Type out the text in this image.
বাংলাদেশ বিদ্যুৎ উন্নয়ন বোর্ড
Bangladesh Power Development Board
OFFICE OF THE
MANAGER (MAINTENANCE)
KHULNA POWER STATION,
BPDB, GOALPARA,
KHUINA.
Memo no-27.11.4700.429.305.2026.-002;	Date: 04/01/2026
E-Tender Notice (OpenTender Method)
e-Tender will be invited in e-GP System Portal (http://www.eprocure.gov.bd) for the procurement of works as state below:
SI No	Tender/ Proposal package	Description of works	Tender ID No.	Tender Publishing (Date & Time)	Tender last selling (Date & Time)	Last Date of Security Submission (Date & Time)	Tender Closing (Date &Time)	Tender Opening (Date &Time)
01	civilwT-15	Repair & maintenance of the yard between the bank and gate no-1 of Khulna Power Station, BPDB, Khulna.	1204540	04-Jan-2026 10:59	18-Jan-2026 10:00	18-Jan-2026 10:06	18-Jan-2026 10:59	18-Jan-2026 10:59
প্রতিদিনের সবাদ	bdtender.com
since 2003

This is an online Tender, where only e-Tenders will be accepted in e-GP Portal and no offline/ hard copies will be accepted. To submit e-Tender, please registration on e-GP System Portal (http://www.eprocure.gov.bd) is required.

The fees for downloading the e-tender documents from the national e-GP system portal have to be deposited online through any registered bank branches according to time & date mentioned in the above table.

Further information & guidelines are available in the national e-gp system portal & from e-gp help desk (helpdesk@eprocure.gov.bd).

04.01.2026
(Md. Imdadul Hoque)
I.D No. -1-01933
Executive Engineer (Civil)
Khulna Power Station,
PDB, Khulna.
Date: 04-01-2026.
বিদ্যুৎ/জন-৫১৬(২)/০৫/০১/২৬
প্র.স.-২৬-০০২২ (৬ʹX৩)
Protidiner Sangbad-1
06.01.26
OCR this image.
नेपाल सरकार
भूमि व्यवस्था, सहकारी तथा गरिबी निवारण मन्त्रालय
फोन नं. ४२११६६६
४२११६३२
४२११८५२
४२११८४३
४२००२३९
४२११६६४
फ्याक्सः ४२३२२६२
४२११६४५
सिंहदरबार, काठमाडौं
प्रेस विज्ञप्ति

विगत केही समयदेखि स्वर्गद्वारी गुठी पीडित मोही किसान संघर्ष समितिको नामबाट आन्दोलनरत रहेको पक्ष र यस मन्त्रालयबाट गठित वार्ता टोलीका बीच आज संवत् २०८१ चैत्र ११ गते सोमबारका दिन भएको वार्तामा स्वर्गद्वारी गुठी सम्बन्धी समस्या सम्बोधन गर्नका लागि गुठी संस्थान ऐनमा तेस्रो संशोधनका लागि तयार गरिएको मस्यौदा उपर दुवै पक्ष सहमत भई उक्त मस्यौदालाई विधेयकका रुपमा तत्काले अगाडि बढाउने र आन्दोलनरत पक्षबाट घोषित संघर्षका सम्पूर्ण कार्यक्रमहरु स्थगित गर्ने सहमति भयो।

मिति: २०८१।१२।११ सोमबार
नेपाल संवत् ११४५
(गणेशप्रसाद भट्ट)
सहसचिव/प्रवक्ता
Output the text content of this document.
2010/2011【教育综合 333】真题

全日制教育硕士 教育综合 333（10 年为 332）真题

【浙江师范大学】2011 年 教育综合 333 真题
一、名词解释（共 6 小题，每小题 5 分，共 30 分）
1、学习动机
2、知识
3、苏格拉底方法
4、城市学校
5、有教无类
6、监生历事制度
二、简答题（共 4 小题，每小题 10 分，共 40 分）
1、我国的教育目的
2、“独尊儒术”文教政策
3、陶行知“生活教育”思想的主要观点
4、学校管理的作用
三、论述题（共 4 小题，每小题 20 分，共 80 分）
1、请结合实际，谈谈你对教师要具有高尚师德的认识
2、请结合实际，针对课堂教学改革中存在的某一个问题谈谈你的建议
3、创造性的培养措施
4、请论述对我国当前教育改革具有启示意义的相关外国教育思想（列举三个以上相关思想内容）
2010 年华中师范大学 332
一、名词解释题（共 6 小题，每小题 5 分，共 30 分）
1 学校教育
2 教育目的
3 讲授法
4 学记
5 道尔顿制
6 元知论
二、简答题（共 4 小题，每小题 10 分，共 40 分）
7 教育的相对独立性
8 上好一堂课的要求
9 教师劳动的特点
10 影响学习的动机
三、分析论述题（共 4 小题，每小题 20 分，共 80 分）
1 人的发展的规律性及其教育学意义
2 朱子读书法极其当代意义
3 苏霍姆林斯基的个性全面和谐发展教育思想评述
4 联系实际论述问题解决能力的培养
============
§ **OBJECTIVE**
Write out the full set of records exactly as given.

§ **TASK RESULT**
Type out the text in this image.
বাংলাদেশ বিদ্যুৎ উন্নয়ন বোর্ড
Bangladesh Power Development Board
OFFICE OF THE
MANAGER (MAINTENANCE)
KHULNA POWER STATION,
BPDB, GOALPARA,
KHUINA.
Memo no-27.11.4700.429.305.2026.-002;	Date: 04/01/2026
E-Tender Notice (OpenTender Method)
e-Tender will be invited in e-GP System Portal (http://www.eprocure.gov.bd) for the procurement of works as state below:
SI No	Tender/ Proposal package	Description of works	Tender ID No.	Tender Publishing (Date & Time)	Tender last selling (Date & Time)	Last Date of Security Submission (Date & Time)	Tender Closing (Date &Time)	Tender Opening (Date &Time)
01	civilwT-15	Repair & maintenance of the yard between the bank and gate no-1 of Khulna Power Station, BPDB, Khulna.	1204540	04-Jan-2026 10:59	18-Jan-2026 10:00	18-Jan-2026 10:06	18-Jan-2026 10:59	18-Jan-2026 10:59
প্রতিদিনের সবাদ	bdtender.com
since 2003

This is an online Tender, where only e-Tenders will be accepted in e-GP Portal and no offline/ hard copies will be accepted. To submit e-Tender, please registration on e-GP System Portal (http://www.eprocure.gov.bd) is required.

The fees for downloading the e-tender documents from the national e-GP system portal have to be deposited online through any registered bank branches according to time & date mentioned in the above table.

Further information & guidelines are available in the national e-gp system portal & from e-gp help desk (helpdesk@eprocure.gov.bd).

04.01.2026
(Md. Imdadul Hoque)
I.D No. -1-01933
Executive Engineer (Civil)
Khulna Power Station,
PDB, Khulna.
Date: 04-01-2026.
বিদ্যুৎ/জন-৫১৬(২)/০৫/০১/২৬
প্র.স.-২৬-০০২২ (৬ʹX৩)
Protidiner Sangbad-1
06.01.26
OCR this image.
नेपाल सरकार
भूमि व्यवस्था, सहकारी तथा गरिबी निवारण मन्त्रालय
फोन नं. ४२११६६६
४२११६३२
४२११८५२
४२११८४३
४२००२३९
४२११६६४
फ्याक्सः ४२३२२६२
४२११६४५
सिंहदरबार, काठमाडौं
प्रेस विज्ञप्ति

विगत केही समयदेखि स्वर्गद्वारी गुठी पीडित मोही किसान संघर्ष समितिको नामबाट आन्दोलनरत रहेको पक्ष र यस मन्त्रालयबाट गठित वार्ता टोलीका बीच आज संवत् २०८१ चैत्र ११ गते सोमबारका दिन भएको वार्तामा स्वर्गद्वारी गुठी सम्बन्धी समस्या सम्बोधन गर्नका लागि गुठी संस्थान ऐनमा तेस्रो संशोधनका लागि तयार गरिएको मस्यौदा उपर दुवै पक्ष सहमत भई उक्त मस्यौदालाई विधेयकका रुपमा तत्काले अगाडि बढाउने र आन्दोलनरत पक्षबाट घोषित संघर्षका सम्पूर्ण कार्यक्रमहरु स्थगित गर्ने सहमति भयो।

मिति: २०८१।१२।११ सोमबार
नेपाल संवत् ११४५
(गणेशप्रसाद भट्ट)
सहसचिव/प्रवक्ता
Output the text content of this document.
2010/2011【教育综合 333】真题

全日制教育硕士 教育综合 333（10 年为 332）真题

【浙江师范大学】2011 年 教育综合 333 真题
一、名词解释（共 6 小题，每小题 5 分，共 30 分）
1、学习动机
2、知识
3、苏格拉底方法
4、城市学校
5、有教无类
6、监生历事制度
二、简答题（共 4 小题，每小题 10 分，共 40 分）
1、我国的教育目的
2、“独尊儒术”文教政策
3、陶行知“生活教育”思想的主要观点
4、学校管理的作用
三、论述题（共 4 小题，每小题 20 分，共 80 分）
1、请结合实际，谈谈你对教师要具有高尚师德的认识
2、请结合实际，针对课堂教学改革中存在的某一个问题谈谈你的建议
3、创造性的培养措施
4、请论述对我国当前教育改革具有启示意义的相关外国教育思想（列举三个以上相关思想内容）
2010 年华中师范大学 332
一、名词解释题（共 6 小题，每小题 5 分，共 30 分）
1 学校教育
2 教育目的
3 讲授法
4 学记
5 道尔顿制
6 元知论
二、简答题（共 4 小题，每小题 10 分，共 40 分）
7 教育的相对独立性
8 上好一堂课的要求
9 教师劳动的特点
10 影响学习的动机
三、分析论述题（共 4 小题，每小题 20 分，共 80 分）
1 人的发展的规律性及其教育学意义
2 朱子读书法极其当代意义
3 苏霍姆林斯基的个性全面和谐发展教育思想评述
4 联系实际论述问题解决能力的培养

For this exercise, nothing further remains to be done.